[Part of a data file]
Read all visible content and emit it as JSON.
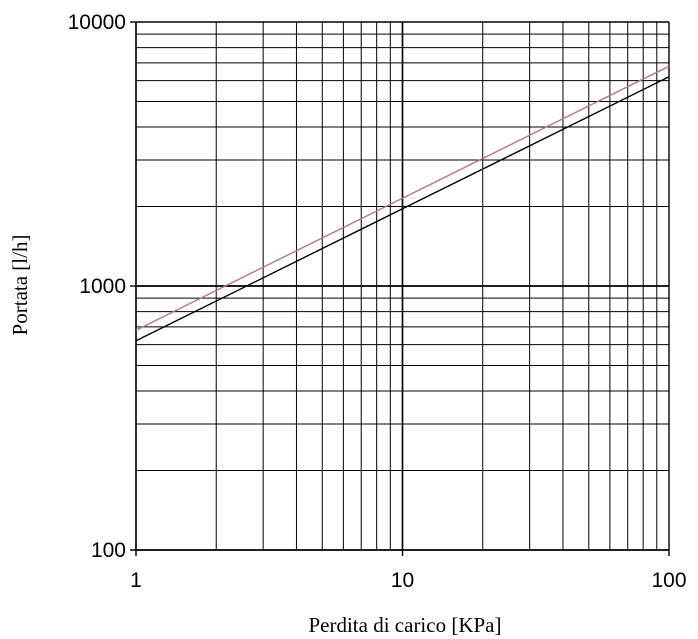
{
  "chart_data": {
    "type": "line",
    "title": "",
    "xlabel": "Perdita di carico [KPa]",
    "ylabel": "Portata [l/h]",
    "x_scale": "log",
    "y_scale": "log",
    "xlim": [
      1,
      100
    ],
    "ylim": [
      100,
      10000
    ],
    "x_tick_labels": [
      "1",
      "10",
      "100"
    ],
    "y_tick_labels": [
      "10000",
      "1000",
      "100"
    ],
    "grid": true,
    "series": [
      {
        "x": [
          1,
          10,
          100
        ],
        "y": [
          680,
          2150,
          6800
        ],
        "color": "#b07a7a"
      },
      {
        "x": [
          1,
          10,
          100
        ],
        "y": [
          620,
          1960,
          6200
        ],
        "color": "#000000"
      }
    ]
  }
}
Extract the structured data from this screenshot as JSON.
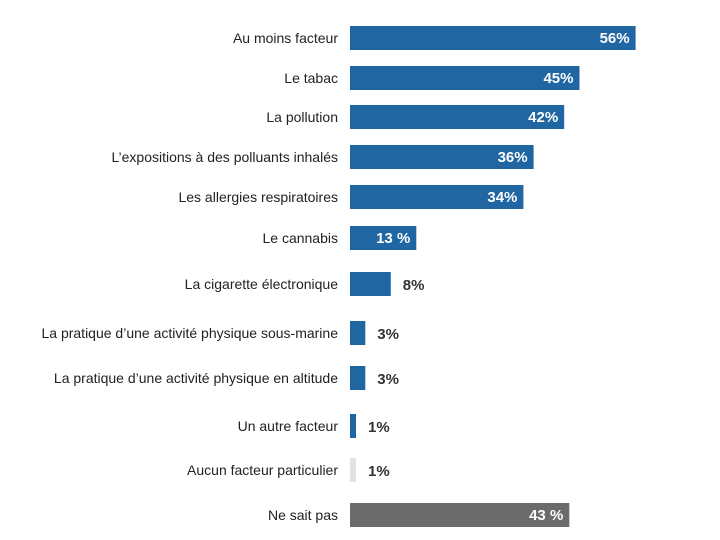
{
  "chart_data": {
    "type": "bar",
    "orientation": "horizontal",
    "grid": false,
    "legend": "none",
    "categories": [
      "Au moins facteur",
      "Le tabac",
      "La pollution",
      "L’expositions à des polluants inhalés",
      "Les allergies respiratoires",
      "Le cannabis",
      "La cigarette électronique",
      "La pratique d’une activité physique sous-marine",
      "La pratique d’une activité physique en altitude",
      "Un autre facteur",
      "Aucun facteur particulier",
      "Ne sait pas"
    ],
    "values": [
      56,
      45,
      42,
      36,
      34,
      13,
      8,
      3,
      3,
      1,
      1,
      43
    ],
    "value_labels": [
      "56%",
      "45%",
      "42%",
      "36%",
      "34%",
      "13 %",
      "8%",
      "3%",
      "3%",
      "1%",
      "1%",
      "43 %"
    ],
    "bar_colors": [
      "#1f66a3",
      "#1f66a3",
      "#1f66a3",
      "#1f66a3",
      "#1f66a3",
      "#1f66a3",
      "#1f66a3",
      "#1f66a3",
      "#1f66a3",
      "#1f66a3",
      "#e2e2de",
      "#6b6b6b"
    ],
    "xlim": [
      0,
      60
    ]
  }
}
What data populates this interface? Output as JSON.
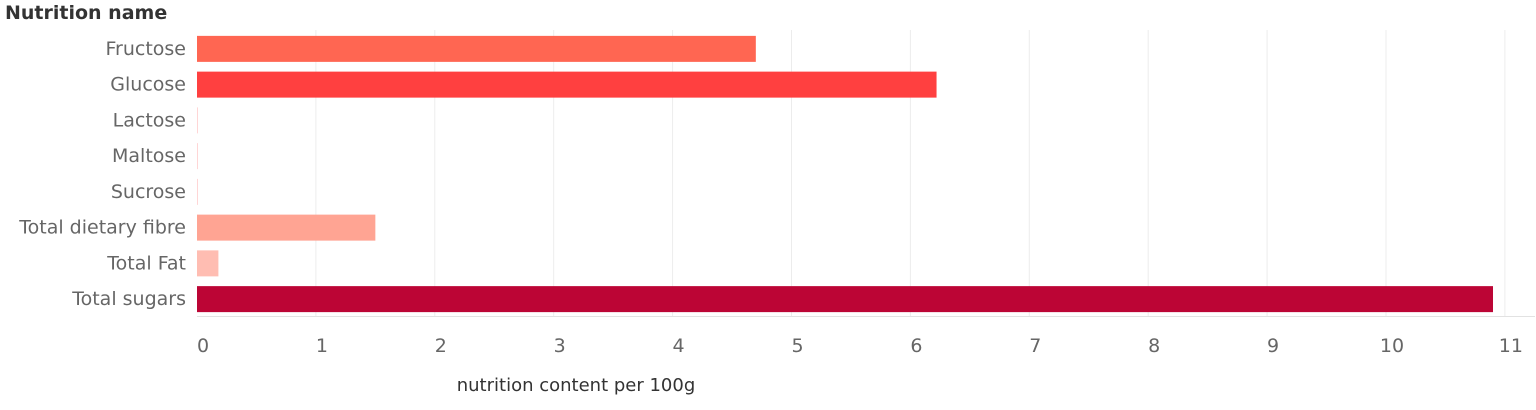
{
  "chart_data": {
    "type": "bar",
    "orientation": "horizontal",
    "categories": [
      "Fructose",
      "Glucose",
      "Lactose",
      "Maltose",
      "Sucrose",
      "Total dietary fibre",
      "Total Fat",
      "Total sugars"
    ],
    "values": [
      4.7,
      6.22,
      0.0,
      0.0,
      0.0,
      1.5,
      0.18,
      10.9
    ],
    "colors": [
      "#ff6652",
      "#ff4040",
      "#ffd6d6",
      "#ffd6d6",
      "#ffd6d6",
      "#ffa493",
      "#ffbdb2",
      "#bc0535"
    ],
    "ylabel": "Nutrition name",
    "xlabel": "nutrition content per 100g",
    "xlim": [
      0,
      11
    ],
    "xticks": [
      0,
      1,
      2,
      3,
      4,
      5,
      6,
      7,
      8,
      9,
      10,
      11
    ],
    "grid": true
  }
}
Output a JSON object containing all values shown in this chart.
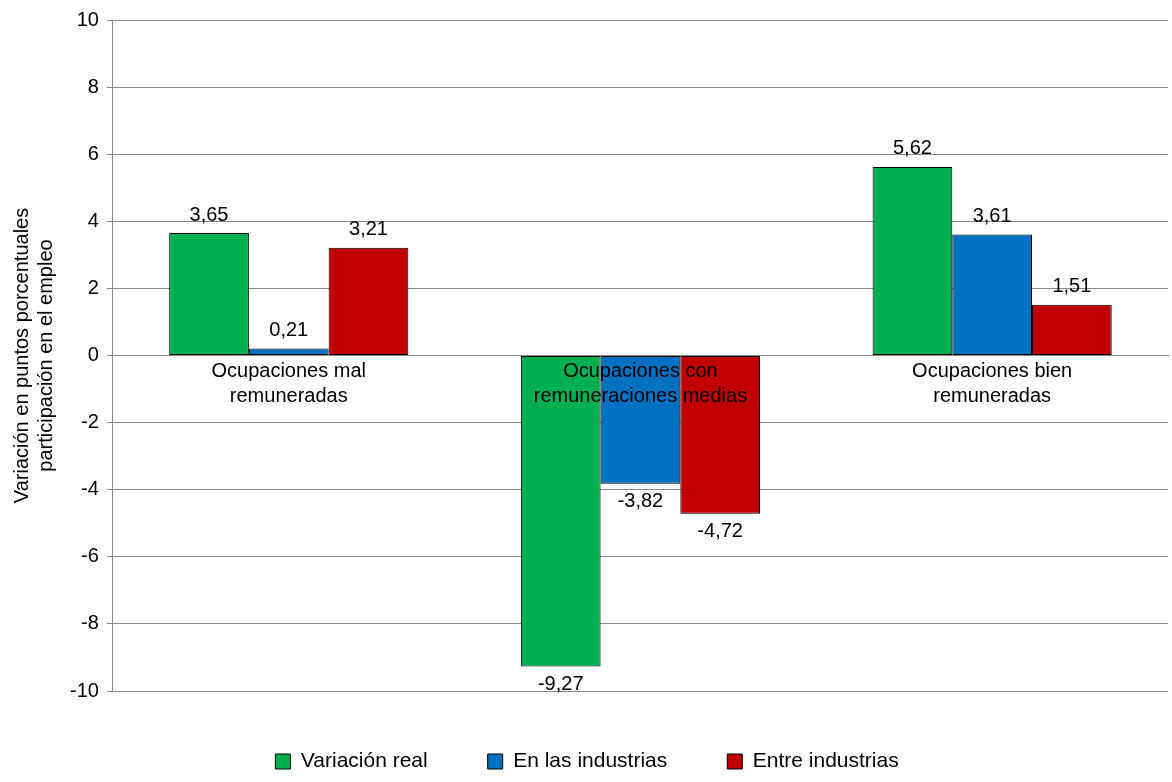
{
  "chart_data": {
    "type": "bar",
    "ylabel": "Variación en puntos porcentuales participación en el empleo",
    "categories": [
      "Ocupaciones mal remuneradas",
      "Ocupaciones con remuneraciones medias",
      "Ocupaciones bien remuneradas"
    ],
    "series": [
      {
        "name": "Variación real",
        "color": "#00b050",
        "values": [
          3.65,
          -9.27,
          5.62
        ],
        "value_labels": [
          "3,65",
          "-9,27",
          "5,62"
        ]
      },
      {
        "name": "En las industrias",
        "color": "#0070c0",
        "values": [
          0.21,
          -3.82,
          3.61
        ],
        "value_labels": [
          "0,21",
          "-3,82",
          "3,61"
        ]
      },
      {
        "name": "Entre industrias",
        "color": "#c00000",
        "values": [
          3.21,
          -4.72,
          1.51
        ],
        "value_labels": [
          "3,21",
          "-4,72",
          "1,51"
        ]
      }
    ],
    "ylim": [
      -10,
      10
    ],
    "yticks": [
      -10,
      -8,
      -6,
      -4,
      -2,
      0,
      2,
      4,
      6,
      8,
      10
    ],
    "grid": "y",
    "legend": "bottom"
  }
}
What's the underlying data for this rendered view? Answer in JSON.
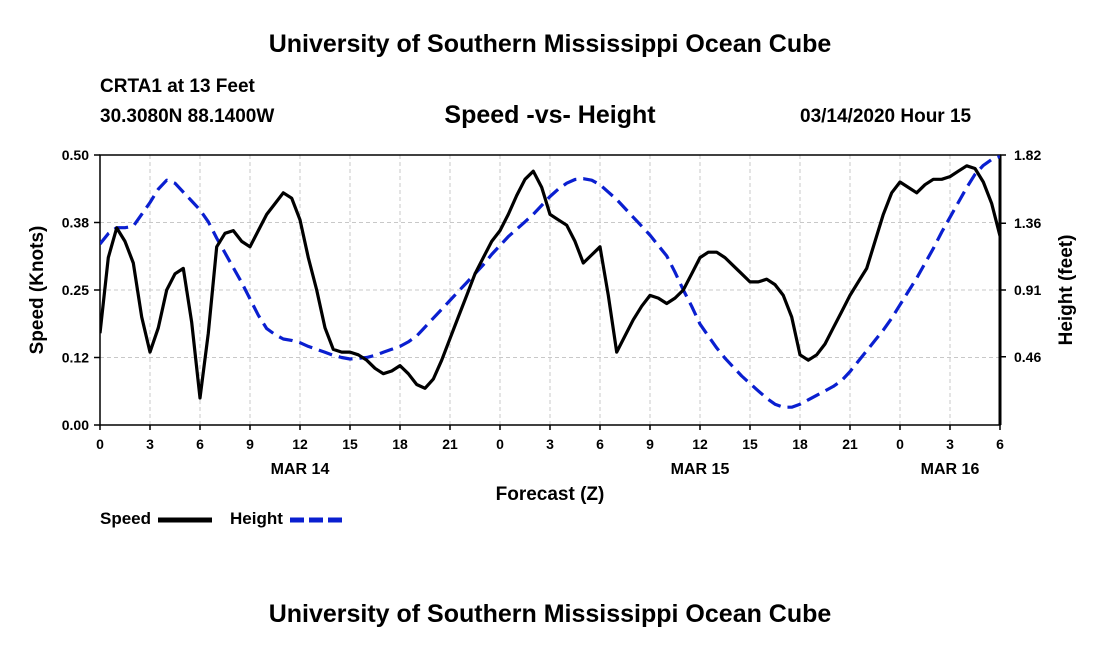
{
  "header": {
    "title": "University of Southern Mississippi Ocean Cube"
  },
  "footer": {
    "title": "University of Southern Mississippi Ocean Cube"
  },
  "station": {
    "name": "CRTA1 at 13 Feet",
    "coords": "30.3080N 88.1400W"
  },
  "chart_data": {
    "type": "line",
    "title": "Speed -vs- Height",
    "timestamp": "03/14/2020 Hour 15",
    "xlabel": "Forecast (Z)",
    "ylabel_left": "Speed (Knots)",
    "ylabel_right": "Height (feet)",
    "x_range_hours": [
      0,
      54
    ],
    "ylim_left": [
      0,
      0.5
    ],
    "ylim_right": [
      0,
      1.82
    ],
    "x_ticks": [
      {
        "h": 0,
        "label": "0"
      },
      {
        "h": 3,
        "label": "3"
      },
      {
        "h": 6,
        "label": "6"
      },
      {
        "h": 9,
        "label": "9"
      },
      {
        "h": 12,
        "label": "12"
      },
      {
        "h": 15,
        "label": "15"
      },
      {
        "h": 18,
        "label": "18"
      },
      {
        "h": 21,
        "label": "21"
      },
      {
        "h": 24,
        "label": "0"
      },
      {
        "h": 27,
        "label": "3"
      },
      {
        "h": 30,
        "label": "6"
      },
      {
        "h": 33,
        "label": "9"
      },
      {
        "h": 36,
        "label": "12"
      },
      {
        "h": 39,
        "label": "15"
      },
      {
        "h": 42,
        "label": "18"
      },
      {
        "h": 45,
        "label": "21"
      },
      {
        "h": 48,
        "label": "0"
      },
      {
        "h": 51,
        "label": "3"
      },
      {
        "h": 54,
        "label": "6"
      }
    ],
    "date_labels": [
      {
        "h": 12,
        "label": "MAR 14"
      },
      {
        "h": 36,
        "label": "MAR 15"
      },
      {
        "h": 51,
        "label": "MAR 16"
      }
    ],
    "left_ticks": [
      {
        "v": 0.0,
        "label": "0.00"
      },
      {
        "v": 0.125,
        "label": "0.12"
      },
      {
        "v": 0.25,
        "label": "0.25"
      },
      {
        "v": 0.375,
        "label": "0.38"
      },
      {
        "v": 0.5,
        "label": "0.50"
      }
    ],
    "right_ticks": [
      {
        "v": 0.46,
        "label": "0.46"
      },
      {
        "v": 0.91,
        "label": "0.91"
      },
      {
        "v": 1.36,
        "label": "1.36"
      },
      {
        "v": 1.82,
        "label": "1.82"
      }
    ],
    "series": [
      {
        "name": "Speed",
        "axis": "left",
        "color": "#000000",
        "dashed": false,
        "points": [
          [
            0,
            0.17
          ],
          [
            0.5,
            0.31
          ],
          [
            1,
            0.365
          ],
          [
            1.5,
            0.34
          ],
          [
            2,
            0.3
          ],
          [
            2.5,
            0.2
          ],
          [
            3,
            0.135
          ],
          [
            3.5,
            0.18
          ],
          [
            4,
            0.25
          ],
          [
            4.5,
            0.28
          ],
          [
            5,
            0.29
          ],
          [
            5.5,
            0.19
          ],
          [
            6,
            0.05
          ],
          [
            6.5,
            0.17
          ],
          [
            7,
            0.33
          ],
          [
            7.5,
            0.355
          ],
          [
            8,
            0.36
          ],
          [
            8.5,
            0.34
          ],
          [
            9,
            0.33
          ],
          [
            9.5,
            0.36
          ],
          [
            10,
            0.39
          ],
          [
            10.5,
            0.41
          ],
          [
            11,
            0.43
          ],
          [
            11.5,
            0.42
          ],
          [
            12,
            0.38
          ],
          [
            12.5,
            0.31
          ],
          [
            13,
            0.25
          ],
          [
            13.5,
            0.18
          ],
          [
            14,
            0.14
          ],
          [
            14.5,
            0.135
          ],
          [
            15,
            0.135
          ],
          [
            15.5,
            0.13
          ],
          [
            16,
            0.12
          ],
          [
            16.5,
            0.105
          ],
          [
            17,
            0.095
          ],
          [
            17.5,
            0.1
          ],
          [
            18,
            0.11
          ],
          [
            18.5,
            0.095
          ],
          [
            19,
            0.075
          ],
          [
            19.5,
            0.068
          ],
          [
            20,
            0.085
          ],
          [
            20.5,
            0.12
          ],
          [
            21,
            0.16
          ],
          [
            21.5,
            0.2
          ],
          [
            22,
            0.24
          ],
          [
            22.5,
            0.28
          ],
          [
            23,
            0.31
          ],
          [
            23.5,
            0.34
          ],
          [
            24,
            0.36
          ],
          [
            24.5,
            0.39
          ],
          [
            25,
            0.425
          ],
          [
            25.5,
            0.455
          ],
          [
            26,
            0.47
          ],
          [
            26.5,
            0.44
          ],
          [
            27,
            0.39
          ],
          [
            27.5,
            0.38
          ],
          [
            28,
            0.37
          ],
          [
            28.5,
            0.34
          ],
          [
            29,
            0.3
          ],
          [
            29.5,
            0.315
          ],
          [
            30,
            0.33
          ],
          [
            30.5,
            0.24
          ],
          [
            31,
            0.135
          ],
          [
            31.5,
            0.165
          ],
          [
            32,
            0.195
          ],
          [
            32.5,
            0.22
          ],
          [
            33,
            0.24
          ],
          [
            33.5,
            0.235
          ],
          [
            34,
            0.225
          ],
          [
            34.5,
            0.235
          ],
          [
            35,
            0.25
          ],
          [
            35.5,
            0.28
          ],
          [
            36,
            0.31
          ],
          [
            36.5,
            0.32
          ],
          [
            37,
            0.32
          ],
          [
            37.5,
            0.31
          ],
          [
            38,
            0.295
          ],
          [
            38.5,
            0.28
          ],
          [
            39,
            0.265
          ],
          [
            39.5,
            0.265
          ],
          [
            40,
            0.27
          ],
          [
            40.5,
            0.26
          ],
          [
            41,
            0.24
          ],
          [
            41.5,
            0.2
          ],
          [
            42,
            0.13
          ],
          [
            42.5,
            0.12
          ],
          [
            43,
            0.13
          ],
          [
            43.5,
            0.15
          ],
          [
            44,
            0.18
          ],
          [
            44.5,
            0.21
          ],
          [
            45,
            0.24
          ],
          [
            45.5,
            0.265
          ],
          [
            46,
            0.29
          ],
          [
            46.5,
            0.34
          ],
          [
            47,
            0.39
          ],
          [
            47.5,
            0.43
          ],
          [
            48,
            0.45
          ],
          [
            48.5,
            0.44
          ],
          [
            49,
            0.43
          ],
          [
            49.5,
            0.445
          ],
          [
            50,
            0.455
          ],
          [
            50.5,
            0.455
          ],
          [
            51,
            0.46
          ],
          [
            51.5,
            0.47
          ],
          [
            52,
            0.48
          ],
          [
            52.5,
            0.475
          ],
          [
            53,
            0.45
          ],
          [
            53.5,
            0.41
          ],
          [
            54,
            0.35
          ]
        ]
      },
      {
        "name": "Height",
        "axis": "right",
        "color": "#0a1fd0",
        "dashed": true,
        "points": [
          [
            0,
            1.22
          ],
          [
            0.5,
            1.29
          ],
          [
            1,
            1.33
          ],
          [
            1.5,
            1.33
          ],
          [
            2,
            1.34
          ],
          [
            2.5,
            1.42
          ],
          [
            3,
            1.5
          ],
          [
            3.5,
            1.59
          ],
          [
            4,
            1.65
          ],
          [
            4.5,
            1.63
          ],
          [
            5,
            1.57
          ],
          [
            5.5,
            1.51
          ],
          [
            6,
            1.45
          ],
          [
            6.5,
            1.37
          ],
          [
            7,
            1.26
          ],
          [
            7.5,
            1.16
          ],
          [
            8,
            1.06
          ],
          [
            8.5,
            0.96
          ],
          [
            9,
            0.85
          ],
          [
            9.5,
            0.74
          ],
          [
            10,
            0.65
          ],
          [
            10.5,
            0.61
          ],
          [
            11,
            0.58
          ],
          [
            11.5,
            0.57
          ],
          [
            12,
            0.555
          ],
          [
            12.5,
            0.53
          ],
          [
            13,
            0.51
          ],
          [
            13.5,
            0.49
          ],
          [
            14,
            0.47
          ],
          [
            14.5,
            0.455
          ],
          [
            15,
            0.445
          ],
          [
            15.5,
            0.45
          ],
          [
            16,
            0.455
          ],
          [
            16.5,
            0.47
          ],
          [
            17,
            0.49
          ],
          [
            17.5,
            0.51
          ],
          [
            18,
            0.53
          ],
          [
            18.5,
            0.56
          ],
          [
            19,
            0.6
          ],
          [
            19.5,
            0.66
          ],
          [
            20,
            0.72
          ],
          [
            20.5,
            0.78
          ],
          [
            21,
            0.84
          ],
          [
            21.5,
            0.9
          ],
          [
            22,
            0.96
          ],
          [
            22.5,
            1.02
          ],
          [
            23,
            1.08
          ],
          [
            23.5,
            1.15
          ],
          [
            24,
            1.21
          ],
          [
            24.5,
            1.27
          ],
          [
            25,
            1.32
          ],
          [
            25.5,
            1.37
          ],
          [
            26,
            1.42
          ],
          [
            26.5,
            1.48
          ],
          [
            27,
            1.54
          ],
          [
            27.5,
            1.59
          ],
          [
            28,
            1.63
          ],
          [
            28.5,
            1.655
          ],
          [
            29,
            1.66
          ],
          [
            29.5,
            1.65
          ],
          [
            30,
            1.62
          ],
          [
            30.5,
            1.57
          ],
          [
            31,
            1.52
          ],
          [
            31.5,
            1.46
          ],
          [
            32,
            1.4
          ],
          [
            32.5,
            1.34
          ],
          [
            33,
            1.28
          ],
          [
            33.5,
            1.21
          ],
          [
            34,
            1.14
          ],
          [
            34.5,
            1.03
          ],
          [
            35,
            0.91
          ],
          [
            35.5,
            0.8
          ],
          [
            36,
            0.68
          ],
          [
            36.5,
            0.6
          ],
          [
            37,
            0.52
          ],
          [
            37.5,
            0.45
          ],
          [
            38,
            0.39
          ],
          [
            38.5,
            0.33
          ],
          [
            39,
            0.28
          ],
          [
            39.5,
            0.23
          ],
          [
            40,
            0.18
          ],
          [
            40.5,
            0.14
          ],
          [
            41,
            0.12
          ],
          [
            41.5,
            0.12
          ],
          [
            42,
            0.14
          ],
          [
            42.5,
            0.17
          ],
          [
            43,
            0.2
          ],
          [
            43.5,
            0.23
          ],
          [
            44,
            0.26
          ],
          [
            44.5,
            0.3
          ],
          [
            45,
            0.36
          ],
          [
            45.5,
            0.43
          ],
          [
            46,
            0.5
          ],
          [
            46.5,
            0.57
          ],
          [
            47,
            0.64
          ],
          [
            47.5,
            0.72
          ],
          [
            48,
            0.81
          ],
          [
            48.5,
            0.9
          ],
          [
            49,
            0.99
          ],
          [
            49.5,
            1.09
          ],
          [
            50,
            1.19
          ],
          [
            50.5,
            1.3
          ],
          [
            51,
            1.4
          ],
          [
            51.5,
            1.5
          ],
          [
            52,
            1.6
          ],
          [
            52.5,
            1.69
          ],
          [
            53,
            1.75
          ],
          [
            53.5,
            1.79
          ],
          [
            54,
            1.81
          ]
        ]
      }
    ]
  }
}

**SHORT TASK:**
Select all lines in the listing above where the word "Ocupaciones" appears, and show them.

**OUTPUT BELOW:**
      "Ocupaciones mal remuneradas",
      "Ocupaciones con remuneraciones medias",
      "Ocupaciones bien remuneradas"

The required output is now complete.